* start *
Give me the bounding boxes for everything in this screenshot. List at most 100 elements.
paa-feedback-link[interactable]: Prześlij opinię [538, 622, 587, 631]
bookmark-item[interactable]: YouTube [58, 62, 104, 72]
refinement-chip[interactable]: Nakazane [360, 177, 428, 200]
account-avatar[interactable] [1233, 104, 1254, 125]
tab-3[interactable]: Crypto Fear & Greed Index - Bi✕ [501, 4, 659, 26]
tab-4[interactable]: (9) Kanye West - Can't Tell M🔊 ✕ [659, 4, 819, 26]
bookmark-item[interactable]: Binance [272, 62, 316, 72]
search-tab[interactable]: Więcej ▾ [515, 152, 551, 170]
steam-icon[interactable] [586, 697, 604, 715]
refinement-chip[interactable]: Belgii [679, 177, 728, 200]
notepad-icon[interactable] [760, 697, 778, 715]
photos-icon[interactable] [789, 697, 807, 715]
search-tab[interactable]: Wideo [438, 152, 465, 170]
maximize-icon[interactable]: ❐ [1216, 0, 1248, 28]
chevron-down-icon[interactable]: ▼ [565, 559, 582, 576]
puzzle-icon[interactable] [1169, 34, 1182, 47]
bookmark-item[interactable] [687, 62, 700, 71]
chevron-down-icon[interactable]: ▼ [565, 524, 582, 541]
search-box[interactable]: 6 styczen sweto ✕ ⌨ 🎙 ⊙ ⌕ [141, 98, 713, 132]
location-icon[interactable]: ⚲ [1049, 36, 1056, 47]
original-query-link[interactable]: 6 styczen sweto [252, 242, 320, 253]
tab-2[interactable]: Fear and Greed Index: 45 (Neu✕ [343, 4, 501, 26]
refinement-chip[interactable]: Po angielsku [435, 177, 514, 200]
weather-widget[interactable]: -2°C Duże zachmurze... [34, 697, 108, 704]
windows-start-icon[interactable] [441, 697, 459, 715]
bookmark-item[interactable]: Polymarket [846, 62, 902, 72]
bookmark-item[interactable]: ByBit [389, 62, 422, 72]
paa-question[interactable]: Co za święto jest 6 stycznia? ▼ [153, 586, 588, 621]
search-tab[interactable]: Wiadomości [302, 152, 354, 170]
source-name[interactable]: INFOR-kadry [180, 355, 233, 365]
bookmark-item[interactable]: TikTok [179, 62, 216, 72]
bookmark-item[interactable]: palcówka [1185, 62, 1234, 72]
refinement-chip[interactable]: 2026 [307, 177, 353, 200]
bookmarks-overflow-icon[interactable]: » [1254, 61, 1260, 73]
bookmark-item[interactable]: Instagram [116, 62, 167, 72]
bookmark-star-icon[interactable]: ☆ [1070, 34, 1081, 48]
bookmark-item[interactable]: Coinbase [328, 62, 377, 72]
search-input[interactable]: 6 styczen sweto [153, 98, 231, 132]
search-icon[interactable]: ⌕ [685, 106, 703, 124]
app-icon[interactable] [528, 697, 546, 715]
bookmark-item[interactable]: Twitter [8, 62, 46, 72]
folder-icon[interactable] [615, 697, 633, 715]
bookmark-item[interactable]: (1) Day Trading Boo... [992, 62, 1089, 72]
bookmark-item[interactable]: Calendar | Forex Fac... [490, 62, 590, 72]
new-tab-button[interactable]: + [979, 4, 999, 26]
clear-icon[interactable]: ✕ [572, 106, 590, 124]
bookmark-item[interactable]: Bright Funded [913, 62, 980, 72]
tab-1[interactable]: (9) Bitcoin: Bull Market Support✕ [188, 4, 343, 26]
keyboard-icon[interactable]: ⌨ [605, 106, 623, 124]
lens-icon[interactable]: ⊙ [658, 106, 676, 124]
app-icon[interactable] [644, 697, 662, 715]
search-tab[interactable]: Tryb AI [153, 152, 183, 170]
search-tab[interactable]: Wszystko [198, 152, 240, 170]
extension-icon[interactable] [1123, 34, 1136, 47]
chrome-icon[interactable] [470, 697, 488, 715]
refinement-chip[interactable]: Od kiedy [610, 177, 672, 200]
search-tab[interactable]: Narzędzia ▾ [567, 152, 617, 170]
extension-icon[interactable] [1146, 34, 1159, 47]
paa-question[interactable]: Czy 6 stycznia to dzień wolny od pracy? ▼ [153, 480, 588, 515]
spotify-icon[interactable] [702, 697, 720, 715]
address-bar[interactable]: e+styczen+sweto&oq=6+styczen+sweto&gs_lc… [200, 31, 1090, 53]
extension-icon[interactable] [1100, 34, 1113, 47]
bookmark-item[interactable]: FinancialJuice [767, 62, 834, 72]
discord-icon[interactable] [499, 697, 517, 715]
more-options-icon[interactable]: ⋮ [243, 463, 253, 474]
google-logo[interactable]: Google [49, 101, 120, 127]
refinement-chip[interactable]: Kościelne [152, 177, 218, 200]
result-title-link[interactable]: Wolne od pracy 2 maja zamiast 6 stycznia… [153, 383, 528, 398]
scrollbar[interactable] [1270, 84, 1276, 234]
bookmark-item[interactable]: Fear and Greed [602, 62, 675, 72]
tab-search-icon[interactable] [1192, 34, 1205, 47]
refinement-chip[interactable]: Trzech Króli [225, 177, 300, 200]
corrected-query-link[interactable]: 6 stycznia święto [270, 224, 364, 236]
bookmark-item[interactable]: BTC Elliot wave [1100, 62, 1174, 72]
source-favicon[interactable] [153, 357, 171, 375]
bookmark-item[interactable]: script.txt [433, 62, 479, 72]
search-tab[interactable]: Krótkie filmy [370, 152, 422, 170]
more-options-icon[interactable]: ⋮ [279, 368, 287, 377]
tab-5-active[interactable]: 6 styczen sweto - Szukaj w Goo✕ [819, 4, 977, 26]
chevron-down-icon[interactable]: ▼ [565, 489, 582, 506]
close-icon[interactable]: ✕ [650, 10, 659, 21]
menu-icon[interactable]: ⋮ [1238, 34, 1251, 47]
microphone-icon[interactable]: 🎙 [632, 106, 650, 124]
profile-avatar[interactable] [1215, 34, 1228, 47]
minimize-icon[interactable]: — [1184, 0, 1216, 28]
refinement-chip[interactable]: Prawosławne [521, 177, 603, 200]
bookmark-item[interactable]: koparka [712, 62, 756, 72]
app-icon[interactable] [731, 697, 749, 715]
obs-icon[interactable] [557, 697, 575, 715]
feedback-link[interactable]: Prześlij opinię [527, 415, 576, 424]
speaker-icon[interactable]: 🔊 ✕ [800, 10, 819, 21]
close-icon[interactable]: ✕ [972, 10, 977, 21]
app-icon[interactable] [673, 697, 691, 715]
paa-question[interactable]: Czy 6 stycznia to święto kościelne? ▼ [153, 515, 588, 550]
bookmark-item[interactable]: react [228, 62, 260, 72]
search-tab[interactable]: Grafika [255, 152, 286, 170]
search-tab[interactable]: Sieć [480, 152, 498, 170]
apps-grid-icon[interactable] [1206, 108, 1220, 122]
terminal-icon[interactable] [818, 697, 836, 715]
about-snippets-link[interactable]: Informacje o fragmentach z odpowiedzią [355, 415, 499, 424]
* end *
Copy verbatim everything from the first line of the records down to the line containing "location-icon[interactable]: ⚲ [1049, 36, 1056, 47]", including both of those lines.

● **SOLUTION**
Give me the bounding boxes for everything in this screenshot. List at most 100 elements.
paa-feedback-link[interactable]: Prześlij opinię [538, 622, 587, 631]
bookmark-item[interactable]: YouTube [58, 62, 104, 72]
refinement-chip[interactable]: Nakazane [360, 177, 428, 200]
account-avatar[interactable] [1233, 104, 1254, 125]
tab-3[interactable]: Crypto Fear & Greed Index - Bi✕ [501, 4, 659, 26]
tab-4[interactable]: (9) Kanye West - Can't Tell M🔊 ✕ [659, 4, 819, 26]
bookmark-item[interactable]: Binance [272, 62, 316, 72]
search-tab[interactable]: Więcej ▾ [515, 152, 551, 170]
steam-icon[interactable] [586, 697, 604, 715]
refinement-chip[interactable]: Belgii [679, 177, 728, 200]
notepad-icon[interactable] [760, 697, 778, 715]
photos-icon[interactable] [789, 697, 807, 715]
search-tab[interactable]: Wideo [438, 152, 465, 170]
maximize-icon[interactable]: ❐ [1216, 0, 1248, 28]
chevron-down-icon[interactable]: ▼ [565, 559, 582, 576]
puzzle-icon[interactable] [1169, 34, 1182, 47]
bookmark-item[interactable] [687, 62, 700, 71]
chevron-down-icon[interactable]: ▼ [565, 524, 582, 541]
search-box[interactable]: 6 styczen sweto ✕ ⌨ 🎙 ⊙ ⌕ [141, 98, 713, 132]
location-icon[interactable]: ⚲ [1049, 36, 1056, 47]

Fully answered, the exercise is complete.